Aim:
Omit the pictures from the entries below and retype everything else exactly.

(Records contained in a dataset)
-- BEGIN --

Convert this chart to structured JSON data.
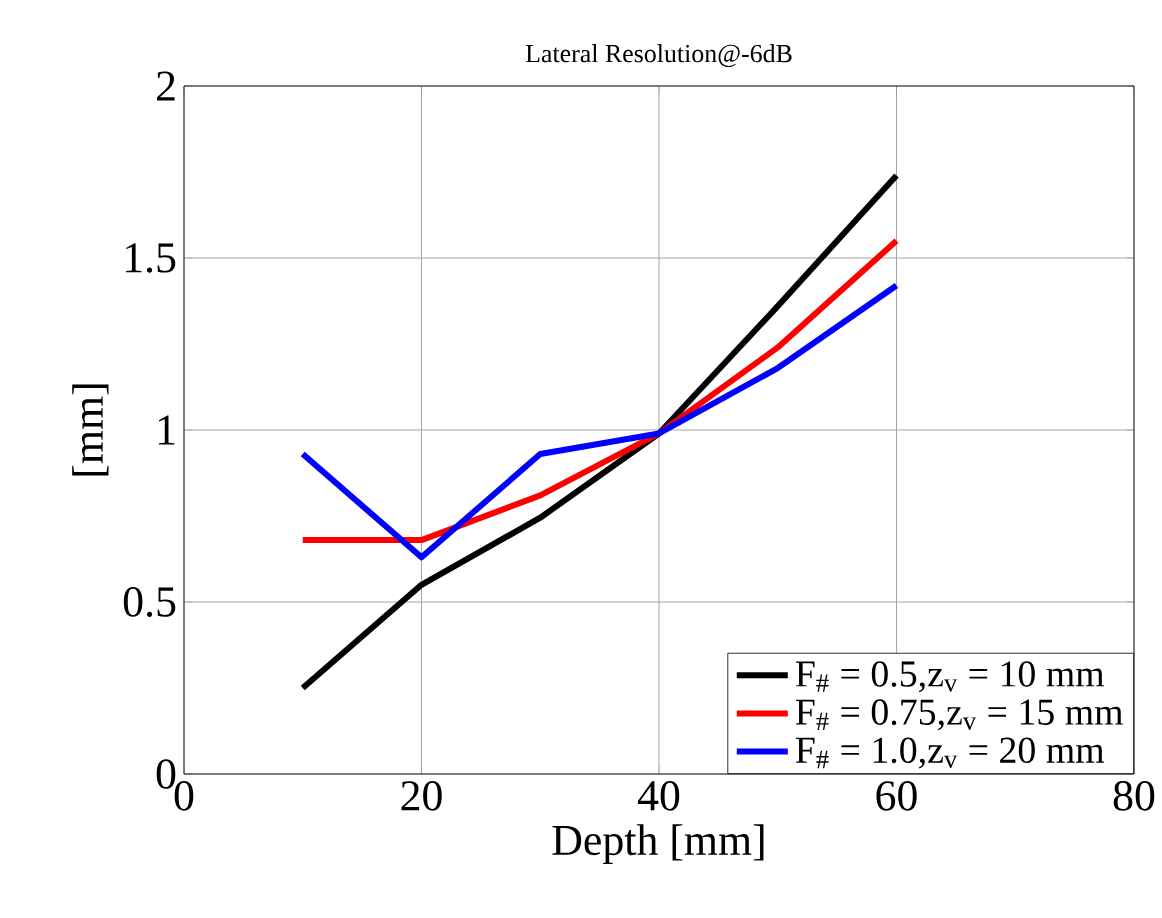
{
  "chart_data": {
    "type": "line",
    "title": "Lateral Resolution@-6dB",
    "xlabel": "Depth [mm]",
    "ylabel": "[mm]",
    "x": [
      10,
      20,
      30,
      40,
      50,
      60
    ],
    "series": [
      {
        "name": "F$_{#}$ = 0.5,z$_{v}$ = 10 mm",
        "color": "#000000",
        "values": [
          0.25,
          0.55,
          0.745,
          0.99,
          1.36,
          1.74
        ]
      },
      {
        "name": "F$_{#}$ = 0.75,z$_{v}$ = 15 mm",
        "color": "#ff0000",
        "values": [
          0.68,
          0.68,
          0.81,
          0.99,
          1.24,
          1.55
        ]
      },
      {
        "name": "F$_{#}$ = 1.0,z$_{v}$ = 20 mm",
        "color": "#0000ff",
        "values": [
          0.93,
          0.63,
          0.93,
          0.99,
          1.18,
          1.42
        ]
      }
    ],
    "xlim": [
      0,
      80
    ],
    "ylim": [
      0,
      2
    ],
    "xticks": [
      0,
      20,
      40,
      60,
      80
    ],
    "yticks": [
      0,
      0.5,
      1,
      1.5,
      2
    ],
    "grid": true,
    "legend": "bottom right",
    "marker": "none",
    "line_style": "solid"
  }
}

-- END --

Response to the task:
Convert this chart to structured JSON data.
{
  "chart_data": {
    "type": "line",
    "title": "Lateral Resolution@-6dB",
    "xlabel": "Depth [mm]",
    "ylabel": "[mm]",
    "x": [
      10,
      20,
      30,
      40,
      50,
      60
    ],
    "series": [
      {
        "name": "F$_{#}$ = 0.5,z$_{v}$ = 10 mm",
        "color": "#000000",
        "values": [
          0.25,
          0.55,
          0.745,
          0.99,
          1.36,
          1.74
        ]
      },
      {
        "name": "F$_{#}$ = 0.75,z$_{v}$ = 15 mm",
        "color": "#ff0000",
        "values": [
          0.68,
          0.68,
          0.81,
          0.99,
          1.24,
          1.55
        ]
      },
      {
        "name": "F$_{#}$ = 1.0,z$_{v}$ = 20 mm",
        "color": "#0000ff",
        "values": [
          0.93,
          0.63,
          0.93,
          0.99,
          1.18,
          1.42
        ]
      }
    ],
    "xlim": [
      0,
      80
    ],
    "ylim": [
      0,
      2
    ],
    "xticks": [
      0,
      20,
      40,
      60,
      80
    ],
    "yticks": [
      0,
      0.5,
      1,
      1.5,
      2
    ],
    "grid": true,
    "legend": "bottom right",
    "marker": "none",
    "line_style": "solid"
  }
}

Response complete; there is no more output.